## GIVEN TASK
Print the records again, character for character.
* Start ITEMS *
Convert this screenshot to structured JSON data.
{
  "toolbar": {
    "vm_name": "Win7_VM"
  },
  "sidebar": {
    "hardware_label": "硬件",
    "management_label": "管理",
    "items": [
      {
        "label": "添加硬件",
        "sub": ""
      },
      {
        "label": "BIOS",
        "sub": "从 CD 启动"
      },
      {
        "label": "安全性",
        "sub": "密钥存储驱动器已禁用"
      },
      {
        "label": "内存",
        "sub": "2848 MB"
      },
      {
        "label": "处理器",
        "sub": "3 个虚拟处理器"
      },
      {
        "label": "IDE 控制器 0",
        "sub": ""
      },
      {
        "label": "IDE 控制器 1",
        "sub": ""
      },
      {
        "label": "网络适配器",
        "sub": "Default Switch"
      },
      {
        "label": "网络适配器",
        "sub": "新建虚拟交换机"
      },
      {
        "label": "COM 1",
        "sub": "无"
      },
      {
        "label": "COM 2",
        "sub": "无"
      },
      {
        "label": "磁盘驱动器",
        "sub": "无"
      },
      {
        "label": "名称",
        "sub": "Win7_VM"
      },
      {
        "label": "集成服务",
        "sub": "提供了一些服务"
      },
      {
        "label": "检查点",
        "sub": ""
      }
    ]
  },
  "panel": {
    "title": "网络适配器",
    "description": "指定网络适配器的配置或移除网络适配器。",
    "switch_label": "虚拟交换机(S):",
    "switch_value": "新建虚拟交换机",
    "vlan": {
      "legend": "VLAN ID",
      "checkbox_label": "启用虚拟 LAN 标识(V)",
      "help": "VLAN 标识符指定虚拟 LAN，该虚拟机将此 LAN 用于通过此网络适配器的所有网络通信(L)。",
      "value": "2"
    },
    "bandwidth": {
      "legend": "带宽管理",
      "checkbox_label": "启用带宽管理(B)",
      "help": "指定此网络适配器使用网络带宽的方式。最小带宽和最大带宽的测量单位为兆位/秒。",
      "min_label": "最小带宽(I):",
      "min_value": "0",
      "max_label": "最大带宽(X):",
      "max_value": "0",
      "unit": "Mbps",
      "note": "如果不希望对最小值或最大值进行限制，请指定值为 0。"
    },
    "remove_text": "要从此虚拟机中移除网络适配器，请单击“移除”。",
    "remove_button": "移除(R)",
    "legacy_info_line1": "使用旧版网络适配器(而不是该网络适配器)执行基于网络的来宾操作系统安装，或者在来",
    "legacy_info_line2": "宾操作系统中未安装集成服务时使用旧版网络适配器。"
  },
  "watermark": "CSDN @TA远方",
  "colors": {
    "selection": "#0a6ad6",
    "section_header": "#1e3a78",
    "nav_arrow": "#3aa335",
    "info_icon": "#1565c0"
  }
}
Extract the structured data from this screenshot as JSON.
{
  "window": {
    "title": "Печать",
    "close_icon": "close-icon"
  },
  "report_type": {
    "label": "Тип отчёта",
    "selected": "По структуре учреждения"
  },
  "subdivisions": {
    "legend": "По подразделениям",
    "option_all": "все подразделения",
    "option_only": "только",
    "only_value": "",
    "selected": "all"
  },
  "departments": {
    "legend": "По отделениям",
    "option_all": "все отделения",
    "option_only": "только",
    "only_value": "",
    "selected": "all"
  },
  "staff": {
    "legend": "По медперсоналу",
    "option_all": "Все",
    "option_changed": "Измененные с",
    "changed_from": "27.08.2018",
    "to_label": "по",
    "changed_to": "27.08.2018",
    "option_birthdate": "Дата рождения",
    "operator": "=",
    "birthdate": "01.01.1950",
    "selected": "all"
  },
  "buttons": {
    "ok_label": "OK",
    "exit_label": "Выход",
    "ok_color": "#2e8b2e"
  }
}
* End ITEMS *
## OUTPUT BELOW
Convert this screenshot to structured JSON data.
{
  "toolbar": {
    "vm_name": "Win7_VM"
  },
  "sidebar": {
    "hardware_label": "硬件",
    "management_label": "管理",
    "items": [
      {
        "label": "添加硬件",
        "sub": ""
      },
      {
        "label": "BIOS",
        "sub": "从 CD 启动"
      },
      {
        "label": "安全性",
        "sub": "密钥存储驱动器已禁用"
      },
      {
        "label": "内存",
        "sub": "2848 MB"
      },
      {
        "label": "处理器",
        "sub": "3 个虚拟处理器"
      },
      {
        "label": "IDE 控制器 0",
        "sub": ""
      },
      {
        "label": "IDE 控制器 1",
        "sub": ""
      },
      {
        "label": "网络适配器",
        "sub": "Default Switch"
      },
      {
        "label": "网络适配器",
        "sub": "新建虚拟交换机"
      },
      {
        "label": "COM 1",
        "sub": "无"
      },
      {
        "label": "COM 2",
        "sub": "无"
      },
      {
        "label": "磁盘驱动器",
        "sub": "无"
      },
      {
        "label": "名称",
        "sub": "Win7_VM"
      },
      {
        "label": "集成服务",
        "sub": "提供了一些服务"
      },
      {
        "label": "检查点",
        "sub": ""
      }
    ]
  },
  "panel": {
    "title": "网络适配器",
    "description": "指定网络适配器的配置或移除网络适配器。",
    "switch_label": "虚拟交换机(S):",
    "switch_value": "新建虚拟交换机",
    "vlan": {
      "legend": "VLAN ID",
      "checkbox_label": "启用虚拟 LAN 标识(V)",
      "help": "VLAN 标识符指定虚拟 LAN，该虚拟机将此 LAN 用于通过此网络适配器的所有网络通信(L)。",
      "value": "2"
    },
    "bandwidth": {
      "legend": "带宽管理",
      "checkbox_label": "启用带宽管理(B)",
      "help": "指定此网络适配器使用网络带宽的方式。最小带宽和最大带宽的测量单位为兆位/秒。",
      "min_label": "最小带宽(I):",
      "min_value": "0",
      "max_label": "最大带宽(X):",
      "max_value": "0",
      "unit": "Mbps",
      "note": "如果不希望对最小值或最大值进行限制，请指定值为 0。"
    },
    "remove_text": "要从此虚拟机中移除网络适配器，请单击“移除”。",
    "remove_button": "移除(R)",
    "legacy_info_line1": "使用旧版网络适配器(而不是该网络适配器)执行基于网络的来宾操作系统安装，或者在来",
    "legacy_info_line2": "宾操作系统中未安装集成服务时使用旧版网络适配器。"
  },
  "watermark": "CSDN @TA远方",
  "colors": {
    "selection": "#0a6ad6",
    "section_header": "#1e3a78",
    "nav_arrow": "#3aa335",
    "info_icon": "#1565c0"
  }
}
Extract the structured data from this screenshot as JSON.
{
  "window": {
    "title": "Печать",
    "close_icon": "close-icon"
  },
  "report_type": {
    "label": "Тип отчёта",
    "selected": "По структуре учреждения"
  },
  "subdivisions": {
    "legend": "По подразделениям",
    "option_all": "все подразделения",
    "option_only": "только",
    "only_value": "",
    "selected": "all"
  },
  "departments": {
    "legend": "По отделениям",
    "option_all": "все отделения",
    "option_only": "только",
    "only_value": "",
    "selected": "all"
  },
  "staff": {
    "legend": "По медперсоналу",
    "option_all": "Все",
    "option_changed": "Измененные с",
    "changed_from": "27.08.2018",
    "to_label": "по",
    "changed_to": "27.08.2018",
    "option_birthdate": "Дата рождения",
    "operator": "=",
    "birthdate": "01.01.1950",
    "selected": "all"
  },
  "buttons": {
    "ok_label": "OK",
    "exit_label": "Выход",
    "ok_color": "#2e8b2e"
  }
}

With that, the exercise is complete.